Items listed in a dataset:
**********

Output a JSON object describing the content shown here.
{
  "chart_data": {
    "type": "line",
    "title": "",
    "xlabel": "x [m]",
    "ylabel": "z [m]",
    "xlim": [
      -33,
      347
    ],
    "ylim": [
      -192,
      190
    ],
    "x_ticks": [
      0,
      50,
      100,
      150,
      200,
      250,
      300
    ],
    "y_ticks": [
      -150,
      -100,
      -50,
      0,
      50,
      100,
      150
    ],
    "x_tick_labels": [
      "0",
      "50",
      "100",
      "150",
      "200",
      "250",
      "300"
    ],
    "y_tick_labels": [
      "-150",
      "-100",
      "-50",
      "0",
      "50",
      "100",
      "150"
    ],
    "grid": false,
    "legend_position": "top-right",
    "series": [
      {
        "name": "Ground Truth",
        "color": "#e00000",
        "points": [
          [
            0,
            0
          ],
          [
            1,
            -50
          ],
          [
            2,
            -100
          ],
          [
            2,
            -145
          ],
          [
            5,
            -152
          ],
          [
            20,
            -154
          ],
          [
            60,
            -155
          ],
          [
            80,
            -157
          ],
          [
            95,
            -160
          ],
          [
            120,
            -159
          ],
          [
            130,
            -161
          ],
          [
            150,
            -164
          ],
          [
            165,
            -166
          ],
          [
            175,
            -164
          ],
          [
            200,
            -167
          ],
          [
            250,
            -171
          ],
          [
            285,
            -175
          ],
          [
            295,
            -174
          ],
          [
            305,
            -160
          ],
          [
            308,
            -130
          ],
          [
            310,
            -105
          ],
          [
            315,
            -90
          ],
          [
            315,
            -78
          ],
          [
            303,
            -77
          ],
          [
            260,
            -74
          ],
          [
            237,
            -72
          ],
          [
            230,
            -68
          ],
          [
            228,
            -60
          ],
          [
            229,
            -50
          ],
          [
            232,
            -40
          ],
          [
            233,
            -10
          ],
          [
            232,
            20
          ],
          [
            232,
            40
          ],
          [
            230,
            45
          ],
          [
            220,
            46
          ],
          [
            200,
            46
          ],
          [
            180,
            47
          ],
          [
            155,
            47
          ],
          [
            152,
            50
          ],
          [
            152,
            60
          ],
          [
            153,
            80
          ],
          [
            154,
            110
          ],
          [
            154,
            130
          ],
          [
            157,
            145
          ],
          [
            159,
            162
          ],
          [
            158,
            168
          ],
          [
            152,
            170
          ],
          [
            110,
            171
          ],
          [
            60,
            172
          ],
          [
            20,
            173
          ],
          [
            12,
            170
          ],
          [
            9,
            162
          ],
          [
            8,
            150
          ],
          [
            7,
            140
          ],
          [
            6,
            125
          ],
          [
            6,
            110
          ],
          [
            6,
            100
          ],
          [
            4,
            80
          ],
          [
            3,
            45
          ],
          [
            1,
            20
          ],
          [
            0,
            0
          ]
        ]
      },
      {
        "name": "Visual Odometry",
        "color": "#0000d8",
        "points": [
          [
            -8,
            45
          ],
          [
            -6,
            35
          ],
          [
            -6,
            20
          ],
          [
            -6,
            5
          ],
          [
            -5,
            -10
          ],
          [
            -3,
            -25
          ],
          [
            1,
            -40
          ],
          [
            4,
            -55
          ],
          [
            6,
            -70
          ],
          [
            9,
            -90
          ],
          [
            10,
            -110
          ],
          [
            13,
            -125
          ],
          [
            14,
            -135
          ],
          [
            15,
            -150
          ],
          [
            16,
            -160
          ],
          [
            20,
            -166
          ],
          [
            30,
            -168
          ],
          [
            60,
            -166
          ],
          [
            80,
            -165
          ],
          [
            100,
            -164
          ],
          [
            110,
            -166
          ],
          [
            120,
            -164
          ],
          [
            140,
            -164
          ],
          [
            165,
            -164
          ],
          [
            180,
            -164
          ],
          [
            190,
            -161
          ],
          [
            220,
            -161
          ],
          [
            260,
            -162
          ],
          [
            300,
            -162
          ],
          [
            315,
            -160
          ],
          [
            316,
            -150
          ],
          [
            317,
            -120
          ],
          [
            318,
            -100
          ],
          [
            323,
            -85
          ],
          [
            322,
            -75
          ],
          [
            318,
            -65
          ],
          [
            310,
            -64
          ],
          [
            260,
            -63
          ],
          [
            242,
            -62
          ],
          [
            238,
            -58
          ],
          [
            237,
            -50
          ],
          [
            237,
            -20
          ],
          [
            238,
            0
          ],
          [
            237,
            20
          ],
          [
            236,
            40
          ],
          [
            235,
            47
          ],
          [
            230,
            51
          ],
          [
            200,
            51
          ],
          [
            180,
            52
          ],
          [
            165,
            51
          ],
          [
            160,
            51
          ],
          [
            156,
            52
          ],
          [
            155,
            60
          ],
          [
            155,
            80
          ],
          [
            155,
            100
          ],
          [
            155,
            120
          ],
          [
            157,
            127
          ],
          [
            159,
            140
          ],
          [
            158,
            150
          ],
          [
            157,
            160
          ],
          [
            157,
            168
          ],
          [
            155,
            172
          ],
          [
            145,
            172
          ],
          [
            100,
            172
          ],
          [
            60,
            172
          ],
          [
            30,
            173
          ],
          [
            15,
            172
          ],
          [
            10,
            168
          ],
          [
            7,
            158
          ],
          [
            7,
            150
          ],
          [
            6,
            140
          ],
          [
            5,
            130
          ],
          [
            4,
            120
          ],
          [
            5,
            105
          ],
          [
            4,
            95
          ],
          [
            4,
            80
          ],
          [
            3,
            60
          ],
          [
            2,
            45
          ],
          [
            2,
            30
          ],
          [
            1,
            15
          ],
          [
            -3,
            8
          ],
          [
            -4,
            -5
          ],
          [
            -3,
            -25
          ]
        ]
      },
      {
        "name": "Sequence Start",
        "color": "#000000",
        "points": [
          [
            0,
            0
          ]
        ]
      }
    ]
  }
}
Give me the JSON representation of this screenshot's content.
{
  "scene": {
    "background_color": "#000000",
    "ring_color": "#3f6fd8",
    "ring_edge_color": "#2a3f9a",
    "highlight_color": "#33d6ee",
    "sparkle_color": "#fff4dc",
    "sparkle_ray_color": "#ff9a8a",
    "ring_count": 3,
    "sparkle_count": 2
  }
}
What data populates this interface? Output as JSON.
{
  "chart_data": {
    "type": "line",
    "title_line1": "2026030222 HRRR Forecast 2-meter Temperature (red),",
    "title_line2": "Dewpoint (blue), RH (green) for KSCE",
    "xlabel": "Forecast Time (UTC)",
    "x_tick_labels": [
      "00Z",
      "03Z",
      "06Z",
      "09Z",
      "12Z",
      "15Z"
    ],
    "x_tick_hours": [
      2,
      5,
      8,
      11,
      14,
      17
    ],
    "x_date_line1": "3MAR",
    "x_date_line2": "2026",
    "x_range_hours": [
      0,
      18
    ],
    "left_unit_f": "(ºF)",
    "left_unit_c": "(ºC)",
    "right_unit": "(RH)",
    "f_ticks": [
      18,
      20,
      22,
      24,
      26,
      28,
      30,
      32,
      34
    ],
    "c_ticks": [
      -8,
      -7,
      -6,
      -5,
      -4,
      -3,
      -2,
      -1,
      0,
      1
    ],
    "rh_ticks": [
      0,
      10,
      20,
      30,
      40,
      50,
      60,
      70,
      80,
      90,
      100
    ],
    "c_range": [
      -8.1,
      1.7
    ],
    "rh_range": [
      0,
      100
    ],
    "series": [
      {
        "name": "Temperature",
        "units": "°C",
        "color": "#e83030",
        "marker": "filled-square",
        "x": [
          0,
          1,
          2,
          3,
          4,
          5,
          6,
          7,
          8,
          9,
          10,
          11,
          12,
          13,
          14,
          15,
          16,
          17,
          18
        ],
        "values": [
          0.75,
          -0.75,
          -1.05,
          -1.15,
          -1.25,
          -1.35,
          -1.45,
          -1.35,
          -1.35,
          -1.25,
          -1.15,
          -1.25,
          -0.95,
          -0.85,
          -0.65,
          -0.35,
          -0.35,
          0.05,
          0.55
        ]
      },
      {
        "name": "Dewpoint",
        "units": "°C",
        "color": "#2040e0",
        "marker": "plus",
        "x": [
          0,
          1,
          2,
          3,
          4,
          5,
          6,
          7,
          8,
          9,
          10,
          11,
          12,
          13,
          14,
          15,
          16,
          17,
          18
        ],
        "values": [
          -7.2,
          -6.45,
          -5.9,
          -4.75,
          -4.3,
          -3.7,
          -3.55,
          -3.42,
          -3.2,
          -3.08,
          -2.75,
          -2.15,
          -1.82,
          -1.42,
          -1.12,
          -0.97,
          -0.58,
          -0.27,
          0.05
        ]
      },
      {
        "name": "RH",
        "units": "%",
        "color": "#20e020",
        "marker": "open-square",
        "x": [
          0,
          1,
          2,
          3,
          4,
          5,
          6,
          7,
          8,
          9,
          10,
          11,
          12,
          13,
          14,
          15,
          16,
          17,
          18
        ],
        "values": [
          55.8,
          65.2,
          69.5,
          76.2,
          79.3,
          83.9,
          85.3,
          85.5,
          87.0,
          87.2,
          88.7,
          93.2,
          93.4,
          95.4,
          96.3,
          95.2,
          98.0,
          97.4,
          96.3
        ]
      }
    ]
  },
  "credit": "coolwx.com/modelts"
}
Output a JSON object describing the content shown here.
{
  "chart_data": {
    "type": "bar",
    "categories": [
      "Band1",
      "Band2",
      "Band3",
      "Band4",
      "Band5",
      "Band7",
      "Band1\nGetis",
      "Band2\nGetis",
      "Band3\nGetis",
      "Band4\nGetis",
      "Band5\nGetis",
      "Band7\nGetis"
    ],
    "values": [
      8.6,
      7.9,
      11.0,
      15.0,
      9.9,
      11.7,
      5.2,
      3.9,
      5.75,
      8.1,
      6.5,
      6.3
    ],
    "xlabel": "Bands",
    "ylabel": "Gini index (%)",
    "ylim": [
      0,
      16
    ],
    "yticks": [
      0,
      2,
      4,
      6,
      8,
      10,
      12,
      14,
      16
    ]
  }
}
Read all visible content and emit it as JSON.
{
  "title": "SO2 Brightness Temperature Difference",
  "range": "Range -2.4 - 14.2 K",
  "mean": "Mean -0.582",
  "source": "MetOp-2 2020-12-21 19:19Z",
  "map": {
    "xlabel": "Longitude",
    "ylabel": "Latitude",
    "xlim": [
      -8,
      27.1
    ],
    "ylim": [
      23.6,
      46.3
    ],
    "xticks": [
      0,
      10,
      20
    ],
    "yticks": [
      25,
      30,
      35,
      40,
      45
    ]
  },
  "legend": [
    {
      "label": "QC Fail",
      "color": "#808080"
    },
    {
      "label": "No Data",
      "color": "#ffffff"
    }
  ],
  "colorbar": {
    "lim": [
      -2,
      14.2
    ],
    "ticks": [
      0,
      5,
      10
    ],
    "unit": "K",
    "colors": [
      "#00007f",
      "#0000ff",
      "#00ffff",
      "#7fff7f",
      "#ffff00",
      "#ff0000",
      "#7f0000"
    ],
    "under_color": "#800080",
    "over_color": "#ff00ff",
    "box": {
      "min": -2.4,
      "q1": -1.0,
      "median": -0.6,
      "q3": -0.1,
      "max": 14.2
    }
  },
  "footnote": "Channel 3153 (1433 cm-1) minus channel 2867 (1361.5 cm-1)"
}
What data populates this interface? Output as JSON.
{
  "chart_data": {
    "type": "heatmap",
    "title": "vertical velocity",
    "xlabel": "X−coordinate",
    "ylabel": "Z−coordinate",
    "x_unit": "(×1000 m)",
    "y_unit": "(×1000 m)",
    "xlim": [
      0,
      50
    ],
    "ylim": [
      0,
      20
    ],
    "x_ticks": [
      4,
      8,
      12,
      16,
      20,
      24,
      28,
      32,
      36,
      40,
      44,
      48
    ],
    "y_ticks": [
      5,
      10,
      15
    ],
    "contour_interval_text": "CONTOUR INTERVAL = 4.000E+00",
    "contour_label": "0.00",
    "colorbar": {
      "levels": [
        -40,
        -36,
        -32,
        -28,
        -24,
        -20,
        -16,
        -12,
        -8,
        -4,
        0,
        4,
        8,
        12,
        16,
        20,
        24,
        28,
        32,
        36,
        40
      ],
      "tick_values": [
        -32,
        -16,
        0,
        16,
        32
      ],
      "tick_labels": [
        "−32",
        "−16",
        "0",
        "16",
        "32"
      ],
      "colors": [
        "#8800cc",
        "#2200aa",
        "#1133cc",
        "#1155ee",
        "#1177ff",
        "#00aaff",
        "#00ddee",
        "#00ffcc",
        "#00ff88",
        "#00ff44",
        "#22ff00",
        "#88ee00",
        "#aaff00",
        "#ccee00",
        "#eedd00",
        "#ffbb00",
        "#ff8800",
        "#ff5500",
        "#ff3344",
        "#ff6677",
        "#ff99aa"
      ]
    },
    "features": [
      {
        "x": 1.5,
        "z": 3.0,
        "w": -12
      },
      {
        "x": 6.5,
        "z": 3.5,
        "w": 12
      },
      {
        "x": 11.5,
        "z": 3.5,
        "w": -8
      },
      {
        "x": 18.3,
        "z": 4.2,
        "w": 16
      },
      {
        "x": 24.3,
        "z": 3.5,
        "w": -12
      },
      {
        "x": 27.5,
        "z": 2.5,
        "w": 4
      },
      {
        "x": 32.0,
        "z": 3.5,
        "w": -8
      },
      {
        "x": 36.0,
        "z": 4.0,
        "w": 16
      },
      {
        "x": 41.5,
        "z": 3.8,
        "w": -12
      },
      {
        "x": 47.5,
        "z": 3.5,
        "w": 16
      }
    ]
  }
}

**********

Extract each line holding the string "xlabel".

◆ THE SOLUTION:
    "xlabel": "x [m]",
    "xlabel": "Forecast Time (UTC)",
    "xlabel": "Bands",
    "xlabel": "Longitude",
    "xlabel": "X−coordinate",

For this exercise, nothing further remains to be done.